** Begin DATA LISTING **

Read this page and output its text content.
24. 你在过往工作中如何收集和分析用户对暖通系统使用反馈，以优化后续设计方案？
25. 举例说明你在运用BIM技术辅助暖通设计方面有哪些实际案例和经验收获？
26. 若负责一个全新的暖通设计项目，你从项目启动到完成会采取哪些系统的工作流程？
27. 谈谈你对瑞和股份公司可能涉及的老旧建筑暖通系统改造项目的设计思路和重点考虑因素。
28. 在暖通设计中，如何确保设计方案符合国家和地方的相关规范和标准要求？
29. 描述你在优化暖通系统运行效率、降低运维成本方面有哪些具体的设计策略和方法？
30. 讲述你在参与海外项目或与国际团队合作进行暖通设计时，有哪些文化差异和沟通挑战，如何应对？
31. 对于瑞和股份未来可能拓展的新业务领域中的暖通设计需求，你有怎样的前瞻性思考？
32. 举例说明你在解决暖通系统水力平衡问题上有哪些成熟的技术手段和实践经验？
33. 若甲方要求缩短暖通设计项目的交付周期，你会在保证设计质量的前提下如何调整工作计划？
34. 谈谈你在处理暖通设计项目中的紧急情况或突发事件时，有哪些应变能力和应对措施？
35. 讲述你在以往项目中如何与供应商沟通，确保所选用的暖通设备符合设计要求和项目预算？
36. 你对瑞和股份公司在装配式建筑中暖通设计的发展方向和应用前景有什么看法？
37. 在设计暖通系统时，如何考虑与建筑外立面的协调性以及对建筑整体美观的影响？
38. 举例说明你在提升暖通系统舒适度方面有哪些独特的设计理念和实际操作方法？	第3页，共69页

** End DATA LISTING **

| REQUIREMENTS |
Copy the entries above exactly, leaving none out.

| FINISHED EXERCISE |
Read this page and output its text content.
24. 你在过往工作中如何收集和分析用户对暖通系统使用反馈，以优化后续设计方案？
25. 举例说明你在运用BIM技术辅助暖通设计方面有哪些实际案例和经验收获？
26. 若负责一个全新的暖通设计项目，你从项目启动到完成会采取哪些系统的工作流程？
27. 谈谈你对瑞和股份公司可能涉及的老旧建筑暖通系统改造项目的设计思路和重点考虑因素。
28. 在暖通设计中，如何确保设计方案符合国家和地方的相关规范和标准要求？
29. 描述你在优化暖通系统运行效率、降低运维成本方面有哪些具体的设计策略和方法？
30. 讲述你在参与海外项目或与国际团队合作进行暖通设计时，有哪些文化差异和沟通挑战，如何应对？
31. 对于瑞和股份未来可能拓展的新业务领域中的暖通设计需求，你有怎样的前瞻性思考？
32. 举例说明你在解决暖通系统水力平衡问题上有哪些成熟的技术手段和实践经验？
33. 若甲方要求缩短暖通设计项目的交付周期，你会在保证设计质量的前提下如何调整工作计划？
34. 谈谈你在处理暖通设计项目中的紧急情况或突发事件时，有哪些应变能力和应对措施？
35. 讲述你在以往项目中如何与供应商沟通，确保所选用的暖通设备符合设计要求和项目预算？
36. 你对瑞和股份公司在装配式建筑中暖通设计的发展方向和应用前景有什么看法？
37. 在设计暖通系统时，如何考虑与建筑外立面的协调性以及对建筑整体美观的影响？
38. 举例说明你在提升暖通系统舒适度方面有哪些独特的设计理念和实际操作方法？	第3页，共69页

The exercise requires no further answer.